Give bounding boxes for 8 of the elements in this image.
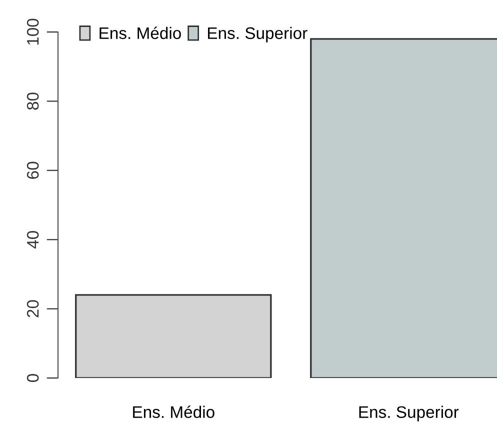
y-tick-label: 40 xyxy=(26,230,39,248)
y-tick-label: 60 xyxy=(26,162,39,179)
legend-label: Ens. Superior xyxy=(208,26,308,42)
y-tick-label: 80 xyxy=(26,92,39,110)
y-tick-label: 0 xyxy=(26,374,39,382)
legend-label: Ens. Médio xyxy=(100,26,181,40)
y-tick-label: 100 xyxy=(26,18,39,45)
y-tick-label: 20 xyxy=(26,300,39,318)
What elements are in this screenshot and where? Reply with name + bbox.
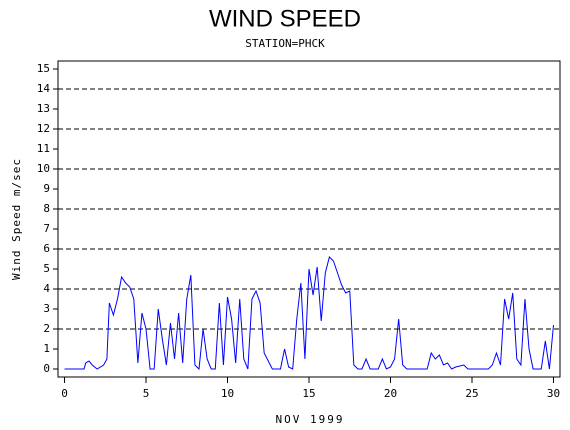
x-tick-label: 20: [384, 387, 397, 400]
x-axis-label: NOV 1999: [276, 413, 345, 426]
y-tick-label: 3: [43, 302, 50, 315]
y-tick-label: 15: [37, 62, 50, 75]
x-tick-label: 5: [143, 387, 150, 400]
y-tick-label: 2: [43, 322, 50, 335]
y-tick-label: 11: [37, 142, 50, 155]
y-tick-label: 6: [43, 242, 50, 255]
x-tick-label: 25: [465, 387, 478, 400]
y-tick-label: 4: [43, 282, 50, 295]
x-tick-label: 0: [61, 387, 68, 400]
y-tick-label: 12: [37, 122, 50, 135]
chart-title: WIND SPEED: [209, 5, 361, 32]
y-tick-label: 10: [37, 162, 50, 175]
y-tick-label: 9: [43, 182, 50, 195]
y-tick-label: 7: [43, 222, 50, 235]
y-tick-label: 5: [43, 262, 50, 275]
y-tick-label: 14: [37, 82, 51, 95]
chart-subtitle: STATION=PHCK: [245, 37, 325, 50]
y-tick-label: 8: [43, 202, 50, 215]
x-tick-label: 10: [221, 387, 234, 400]
y-tick-label: 1: [43, 342, 50, 355]
y-tick-label: 0: [43, 362, 50, 375]
x-tick-label: 15: [302, 387, 315, 400]
x-tick-label: 30: [547, 387, 560, 400]
data-line: [64, 256, 554, 371]
y-tick-label: 13: [37, 102, 50, 115]
y-axis-label: Wind Speed m/sec: [10, 158, 23, 280]
plot-frame: [57, 60, 561, 378]
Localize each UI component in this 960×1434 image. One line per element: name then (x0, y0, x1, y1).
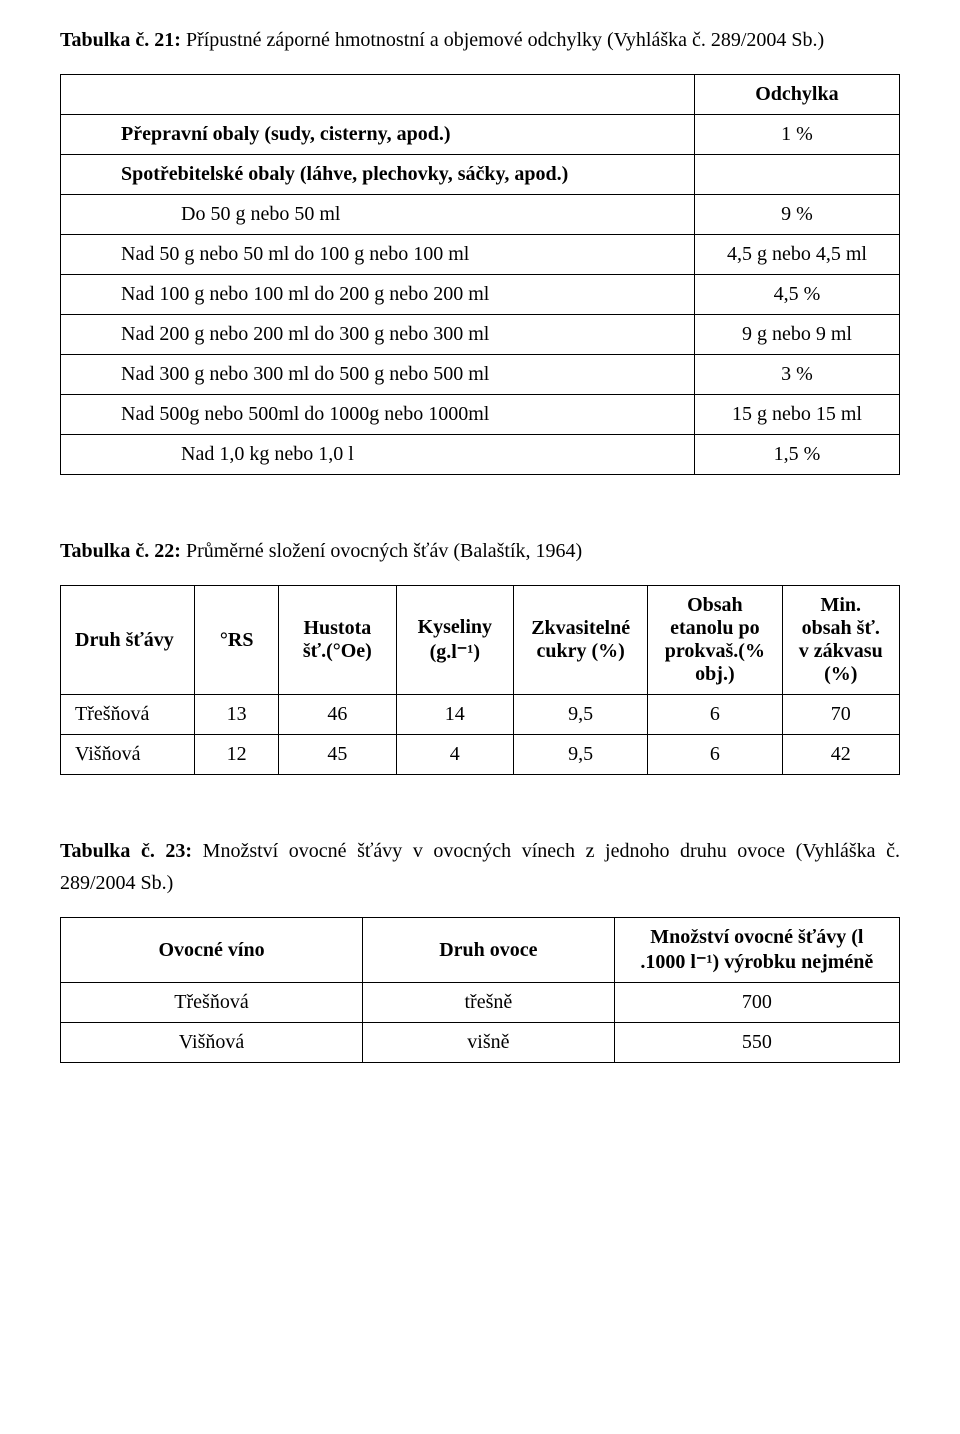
table23-r1c2: 550 (614, 1023, 899, 1063)
table21-r0-label-text: Přepravní obaly (sudy, cisterny, apod.) (121, 123, 450, 145)
table21-r2-value: 9 % (694, 195, 899, 235)
table22: Druh šťávy °RS Hustota šť.(°Oe) Kyseliny… (60, 585, 900, 775)
table21-r8-value: 1,5 % (694, 435, 899, 475)
table22-r1c4: 9,5 (514, 735, 648, 775)
table21-r2-label: Do 50 g nebo 50 ml (61, 195, 695, 235)
table22-h2: Hustota šť.(°Oe) (279, 586, 396, 695)
table21-r0-value: 1 % (694, 115, 899, 155)
table22-r1c5: 6 (648, 735, 782, 775)
table23-header-row: Ovocné víno Druh ovoce Množství ovocné š… (61, 918, 900, 983)
table21-r6-value: 3 % (694, 355, 899, 395)
table23-caption: Tabulka č. 23: Množství ovocné šťávy v o… (60, 835, 900, 899)
table23-h0: Ovocné víno (61, 918, 363, 983)
table22-r1c3: 4 (396, 735, 513, 775)
table21: Odchylka Přepravní obaly (sudy, cisterny… (60, 74, 900, 475)
table21-r8-label: Nad 1,0 kg nebo 1,0 l (61, 435, 695, 475)
table23-r1c0: Višňová (61, 1023, 363, 1063)
table22-h3: Kyseliny (g.l⁻¹) (396, 586, 513, 695)
table22-r0c1: 13 (195, 695, 279, 735)
table21-caption: Tabulka č. 21: Přípustné záporné hmotnos… (60, 24, 900, 56)
table21-header-odchylka-text: Odchylka (755, 83, 838, 105)
table21-header-row: Odchylka (61, 75, 900, 115)
table22-r0c2: 46 (279, 695, 396, 735)
table23-r1c1: višně (363, 1023, 615, 1063)
table21-r3-label: Nad 50 g nebo 50 ml do 100 g nebo 100 ml (61, 235, 695, 275)
table23-r0c2: 700 (614, 983, 899, 1023)
table21-r3-value: 4,5 g nebo 4,5 ml (694, 235, 899, 275)
table22-r0c6: 70 (782, 695, 900, 735)
table-row: Třešňová třešně 700 (61, 983, 900, 1023)
table22-h5: Obsah etanolu po prokvaš.(% obj.) (648, 586, 782, 695)
table22-h6: Min. obsah šť. v zákvasu (%) (782, 586, 900, 695)
table21-r1-value (694, 155, 899, 195)
table22-r1c0: Višňová (61, 735, 195, 775)
table21-caption-rest: Přípustné záporné hmotnostní a objemové … (181, 29, 824, 51)
table-row: Do 50 g nebo 50 ml 9 % (61, 195, 900, 235)
table22-r1c2: 45 (279, 735, 396, 775)
table21-r7-value: 15 g nebo 15 ml (694, 395, 899, 435)
table21-header-empty (61, 75, 695, 115)
table21-r1-label-text: Spotřebitelské obaly (láhve, plechovky, … (121, 163, 568, 185)
table21-caption-bold: Tabulka č. 21: (60, 29, 181, 51)
spacer (60, 775, 900, 835)
table22-h4: Zkvasitelné cukry (%) (514, 586, 648, 695)
table21-r5-label: Nad 200 g nebo 200 ml do 300 g nebo 300 … (61, 315, 695, 355)
spacer (60, 475, 900, 535)
table22-r0c0: Třešňová (61, 695, 195, 735)
table-row: Nad 500g nebo 500ml do 1000g nebo 1000ml… (61, 395, 900, 435)
table-row: Třešňová 13 46 14 9,5 6 70 (61, 695, 900, 735)
table22-r0c4: 9,5 (514, 695, 648, 735)
table-row: Višňová višně 550 (61, 1023, 900, 1063)
table-row: Nad 200 g nebo 200 ml do 300 g nebo 300 … (61, 315, 900, 355)
table-row: Višňová 12 45 4 9,5 6 42 (61, 735, 900, 775)
table-row: Nad 50 g nebo 50 ml do 100 g nebo 100 ml… (61, 235, 900, 275)
table22-caption-bold: Tabulka č. 22: (60, 540, 181, 562)
table21-header-odchylka: Odchylka (694, 75, 899, 115)
table21-r1-label: Spotřebitelské obaly (láhve, plechovky, … (61, 155, 695, 195)
table22-h0: Druh šťávy (61, 586, 195, 695)
table23-caption-bold: Tabulka č. 23: (60, 840, 192, 862)
table21-r6-label: Nad 300 g nebo 300 ml do 500 g nebo 500 … (61, 355, 695, 395)
table-row: Nad 100 g nebo 100 ml do 200 g nebo 200 … (61, 275, 900, 315)
table-row: Nad 1,0 kg nebo 1,0 l 1,5 % (61, 435, 900, 475)
table22-h1: °RS (195, 586, 279, 695)
page: Tabulka č. 21: Přípustné záporné hmotnos… (0, 0, 960, 1103)
table21-r5-value: 9 g nebo 9 ml (694, 315, 899, 355)
table23: Ovocné víno Druh ovoce Množství ovocné š… (60, 917, 900, 1063)
table21-r0-label: Přepravní obaly (sudy, cisterny, apod.) (61, 115, 695, 155)
table23-r0c0: Třešňová (61, 983, 363, 1023)
table23-h2: Množství ovocné šťávy (l .1000 l⁻¹) výro… (614, 918, 899, 983)
table23-r0c1: třešně (363, 983, 615, 1023)
table22-r1c1: 12 (195, 735, 279, 775)
table21-r4-label: Nad 100 g nebo 100 ml do 200 g nebo 200 … (61, 275, 695, 315)
table-row: Přepravní obaly (sudy, cisterny, apod.) … (61, 115, 900, 155)
table22-r1c6: 42 (782, 735, 900, 775)
table22-r0c5: 6 (648, 695, 782, 735)
table22-caption-rest: Průměrné složení ovocných šťáv (Balaštík… (181, 540, 582, 562)
table22-r0c3: 14 (396, 695, 513, 735)
table21-r7-label: Nad 500g nebo 500ml do 1000g nebo 1000ml (61, 395, 695, 435)
table-row: Nad 300 g nebo 300 ml do 500 g nebo 500 … (61, 355, 900, 395)
table22-caption: Tabulka č. 22: Průměrné složení ovocných… (60, 535, 900, 567)
table22-header-row: Druh šťávy °RS Hustota šť.(°Oe) Kyseliny… (61, 586, 900, 695)
table-row: Spotřebitelské obaly (láhve, plechovky, … (61, 155, 900, 195)
table23-h1: Druh ovoce (363, 918, 615, 983)
table21-r4-value: 4,5 % (694, 275, 899, 315)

☆ ☆ ☆

Aim of the task: Please reproduce, unchanged, the lines of the data from the one containing "x-tick-label: 20: [384, 387, 397, 400]" through the one containing "x-tick-label: 15: [302, 387, 315, 400]", including both of those lines and nothing else.

Written solution:
x-tick-label: 20: [384, 387, 397, 400]
x-axis-label: NOV 1999: [276, 413, 345, 426]
y-tick-label: 3: [43, 302, 50, 315]
y-tick-label: 15: [37, 62, 50, 75]
x-tick-label: 5: [143, 387, 150, 400]
y-tick-label: 2: [43, 322, 50, 335]
y-tick-label: 11: [37, 142, 50, 155]
y-tick-label: 6: [43, 242, 50, 255]
x-tick-label: 25: [465, 387, 478, 400]
y-tick-label: 4: [43, 282, 50, 295]
x-tick-label: 0: [61, 387, 68, 400]
y-tick-label: 12: [37, 122, 50, 135]
chart-title: WIND SPEED: [209, 5, 361, 32]
y-tick-label: 10: [37, 162, 50, 175]
y-tick-label: 9: [43, 182, 50, 195]
y-tick-label: 7: [43, 222, 50, 235]
y-tick-label: 5: [43, 262, 50, 275]
y-tick-label: 14: [37, 82, 51, 95]
chart-subtitle: STATION=PHCK: [245, 37, 325, 50]
y-tick-label: 8: [43, 202, 50, 215]
x-tick-label: 10: [221, 387, 234, 400]
y-tick-label: 1: [43, 342, 50, 355]
y-tick-label: 0: [43, 362, 50, 375]
x-tick-label: 15: [302, 387, 315, 400]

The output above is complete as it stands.